(Items listed in a dataset)

-- Begin --

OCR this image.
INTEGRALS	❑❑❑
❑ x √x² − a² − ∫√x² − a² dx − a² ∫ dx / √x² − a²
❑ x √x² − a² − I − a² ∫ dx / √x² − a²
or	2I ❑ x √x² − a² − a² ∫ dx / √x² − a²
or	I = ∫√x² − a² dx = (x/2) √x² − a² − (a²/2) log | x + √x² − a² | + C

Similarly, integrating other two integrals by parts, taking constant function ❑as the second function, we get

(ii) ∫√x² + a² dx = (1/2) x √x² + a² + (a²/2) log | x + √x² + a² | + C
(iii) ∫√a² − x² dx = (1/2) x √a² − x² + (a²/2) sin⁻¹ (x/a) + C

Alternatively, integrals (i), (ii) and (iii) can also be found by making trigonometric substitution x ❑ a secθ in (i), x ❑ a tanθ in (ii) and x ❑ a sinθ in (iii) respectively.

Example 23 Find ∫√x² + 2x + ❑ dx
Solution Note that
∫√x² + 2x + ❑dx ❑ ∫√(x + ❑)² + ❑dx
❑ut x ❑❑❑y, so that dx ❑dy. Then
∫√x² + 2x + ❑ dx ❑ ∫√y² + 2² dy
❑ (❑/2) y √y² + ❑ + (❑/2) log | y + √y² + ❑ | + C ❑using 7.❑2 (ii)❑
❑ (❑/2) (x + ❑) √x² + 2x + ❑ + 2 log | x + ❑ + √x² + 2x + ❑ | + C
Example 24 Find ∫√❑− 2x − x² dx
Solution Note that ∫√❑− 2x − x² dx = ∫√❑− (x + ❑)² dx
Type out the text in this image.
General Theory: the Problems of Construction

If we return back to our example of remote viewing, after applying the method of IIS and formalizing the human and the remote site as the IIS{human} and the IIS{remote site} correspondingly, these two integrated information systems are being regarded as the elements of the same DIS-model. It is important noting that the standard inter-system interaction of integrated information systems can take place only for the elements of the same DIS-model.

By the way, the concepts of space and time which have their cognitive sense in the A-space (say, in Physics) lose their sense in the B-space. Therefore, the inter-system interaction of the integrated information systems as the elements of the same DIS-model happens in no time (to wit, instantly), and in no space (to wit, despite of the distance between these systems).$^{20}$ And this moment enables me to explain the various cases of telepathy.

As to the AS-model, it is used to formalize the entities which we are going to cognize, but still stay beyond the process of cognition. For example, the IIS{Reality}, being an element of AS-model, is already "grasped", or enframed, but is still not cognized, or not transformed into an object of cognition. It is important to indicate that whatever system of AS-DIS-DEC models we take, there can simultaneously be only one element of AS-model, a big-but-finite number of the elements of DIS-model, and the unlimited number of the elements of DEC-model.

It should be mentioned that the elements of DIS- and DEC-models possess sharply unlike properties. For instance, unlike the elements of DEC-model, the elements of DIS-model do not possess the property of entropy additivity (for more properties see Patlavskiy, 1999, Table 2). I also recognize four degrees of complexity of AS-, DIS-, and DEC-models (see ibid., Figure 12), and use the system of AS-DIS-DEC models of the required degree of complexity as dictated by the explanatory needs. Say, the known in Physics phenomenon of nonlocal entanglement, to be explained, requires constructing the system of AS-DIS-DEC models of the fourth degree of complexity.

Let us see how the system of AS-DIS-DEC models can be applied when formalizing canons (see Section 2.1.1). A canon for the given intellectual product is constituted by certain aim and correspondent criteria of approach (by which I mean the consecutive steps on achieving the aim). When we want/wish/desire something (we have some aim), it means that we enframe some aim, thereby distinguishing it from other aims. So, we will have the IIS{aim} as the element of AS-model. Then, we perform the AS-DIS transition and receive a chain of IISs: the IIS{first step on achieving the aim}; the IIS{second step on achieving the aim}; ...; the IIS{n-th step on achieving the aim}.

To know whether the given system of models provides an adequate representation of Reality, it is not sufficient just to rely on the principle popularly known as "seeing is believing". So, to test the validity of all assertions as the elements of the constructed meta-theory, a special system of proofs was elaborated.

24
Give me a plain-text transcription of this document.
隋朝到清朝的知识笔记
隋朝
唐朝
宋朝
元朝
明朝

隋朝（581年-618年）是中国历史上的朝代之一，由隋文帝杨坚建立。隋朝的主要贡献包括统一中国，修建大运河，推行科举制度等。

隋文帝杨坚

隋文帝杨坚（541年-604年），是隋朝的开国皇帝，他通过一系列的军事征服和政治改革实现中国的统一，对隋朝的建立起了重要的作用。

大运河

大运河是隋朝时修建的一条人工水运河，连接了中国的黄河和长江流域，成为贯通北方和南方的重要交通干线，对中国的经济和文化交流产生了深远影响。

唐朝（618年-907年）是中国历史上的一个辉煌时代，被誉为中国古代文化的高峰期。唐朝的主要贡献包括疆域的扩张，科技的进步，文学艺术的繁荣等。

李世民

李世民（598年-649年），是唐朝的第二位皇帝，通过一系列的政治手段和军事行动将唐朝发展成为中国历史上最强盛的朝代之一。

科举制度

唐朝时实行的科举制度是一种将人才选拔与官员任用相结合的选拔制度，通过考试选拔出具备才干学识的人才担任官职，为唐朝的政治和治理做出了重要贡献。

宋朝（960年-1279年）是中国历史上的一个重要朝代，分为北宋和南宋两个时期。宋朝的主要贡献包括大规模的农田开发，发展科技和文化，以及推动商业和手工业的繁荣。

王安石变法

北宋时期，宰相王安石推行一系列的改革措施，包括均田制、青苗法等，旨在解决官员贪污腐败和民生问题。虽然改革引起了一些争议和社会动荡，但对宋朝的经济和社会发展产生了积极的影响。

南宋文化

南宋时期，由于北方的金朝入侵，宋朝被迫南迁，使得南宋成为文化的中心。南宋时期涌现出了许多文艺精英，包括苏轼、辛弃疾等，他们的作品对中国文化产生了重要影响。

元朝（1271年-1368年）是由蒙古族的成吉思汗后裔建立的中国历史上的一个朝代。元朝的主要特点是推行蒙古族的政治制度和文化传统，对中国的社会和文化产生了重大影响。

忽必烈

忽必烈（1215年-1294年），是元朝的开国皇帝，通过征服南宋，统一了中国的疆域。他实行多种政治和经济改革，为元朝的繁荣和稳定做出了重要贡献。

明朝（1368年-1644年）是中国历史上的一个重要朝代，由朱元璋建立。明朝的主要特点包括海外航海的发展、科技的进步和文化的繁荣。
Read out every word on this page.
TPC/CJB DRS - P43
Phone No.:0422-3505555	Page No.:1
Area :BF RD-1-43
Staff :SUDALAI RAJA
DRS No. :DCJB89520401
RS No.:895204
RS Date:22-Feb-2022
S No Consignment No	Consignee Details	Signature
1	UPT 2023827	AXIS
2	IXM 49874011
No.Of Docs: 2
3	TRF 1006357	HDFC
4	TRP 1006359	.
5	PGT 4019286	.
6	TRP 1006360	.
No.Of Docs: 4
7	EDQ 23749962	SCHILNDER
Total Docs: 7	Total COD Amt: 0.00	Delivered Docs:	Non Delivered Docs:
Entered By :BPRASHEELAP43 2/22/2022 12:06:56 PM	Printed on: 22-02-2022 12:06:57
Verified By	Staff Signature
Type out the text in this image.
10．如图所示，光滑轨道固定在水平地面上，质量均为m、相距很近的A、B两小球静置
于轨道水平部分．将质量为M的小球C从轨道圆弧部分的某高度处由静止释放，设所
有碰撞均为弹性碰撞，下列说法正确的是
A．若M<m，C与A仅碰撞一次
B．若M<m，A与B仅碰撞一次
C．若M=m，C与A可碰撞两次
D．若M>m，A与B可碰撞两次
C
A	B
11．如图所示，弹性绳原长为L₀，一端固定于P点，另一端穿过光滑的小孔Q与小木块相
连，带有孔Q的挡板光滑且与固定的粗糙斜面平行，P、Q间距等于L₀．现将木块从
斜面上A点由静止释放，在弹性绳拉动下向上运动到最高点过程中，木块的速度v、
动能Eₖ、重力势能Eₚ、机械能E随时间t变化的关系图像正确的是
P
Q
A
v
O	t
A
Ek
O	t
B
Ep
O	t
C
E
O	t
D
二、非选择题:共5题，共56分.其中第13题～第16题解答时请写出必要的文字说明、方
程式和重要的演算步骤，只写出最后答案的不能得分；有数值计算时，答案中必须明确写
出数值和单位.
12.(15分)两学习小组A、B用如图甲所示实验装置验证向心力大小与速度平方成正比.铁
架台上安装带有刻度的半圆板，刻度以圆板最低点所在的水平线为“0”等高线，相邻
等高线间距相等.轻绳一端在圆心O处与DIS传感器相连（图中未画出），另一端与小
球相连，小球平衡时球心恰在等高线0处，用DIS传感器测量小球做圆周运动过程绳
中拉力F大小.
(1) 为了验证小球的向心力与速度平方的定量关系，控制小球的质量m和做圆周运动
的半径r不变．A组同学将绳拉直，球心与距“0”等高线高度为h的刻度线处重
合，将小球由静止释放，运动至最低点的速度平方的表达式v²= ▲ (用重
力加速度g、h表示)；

-- End --

BRIEF> Copy out every line that includes the word "same".

EXERCISE RESULT>
If we return back to our example of remote viewing, after applying the method of IIS and formalizing the human and the remote site as the IIS{human} and the IIS{remote site} correspondingly, these two integrated information systems are being regarded as the elements of the same DIS-model. It is important noting that the standard inter-system interaction of integrated information systems can take place only for the elements of the same DIS-model.
By the way, the concepts of space and time which have their cognitive sense in the A-space (say, in Physics) lose their sense in the B-space. Therefore, the inter-system interaction of the integrated information systems as the elements of the same DIS-model happens in no time (to wit, instantly), and in no space (to wit, despite of the distance between these systems).$^{20}$ And this moment enables me to explain the various cases of telepathy.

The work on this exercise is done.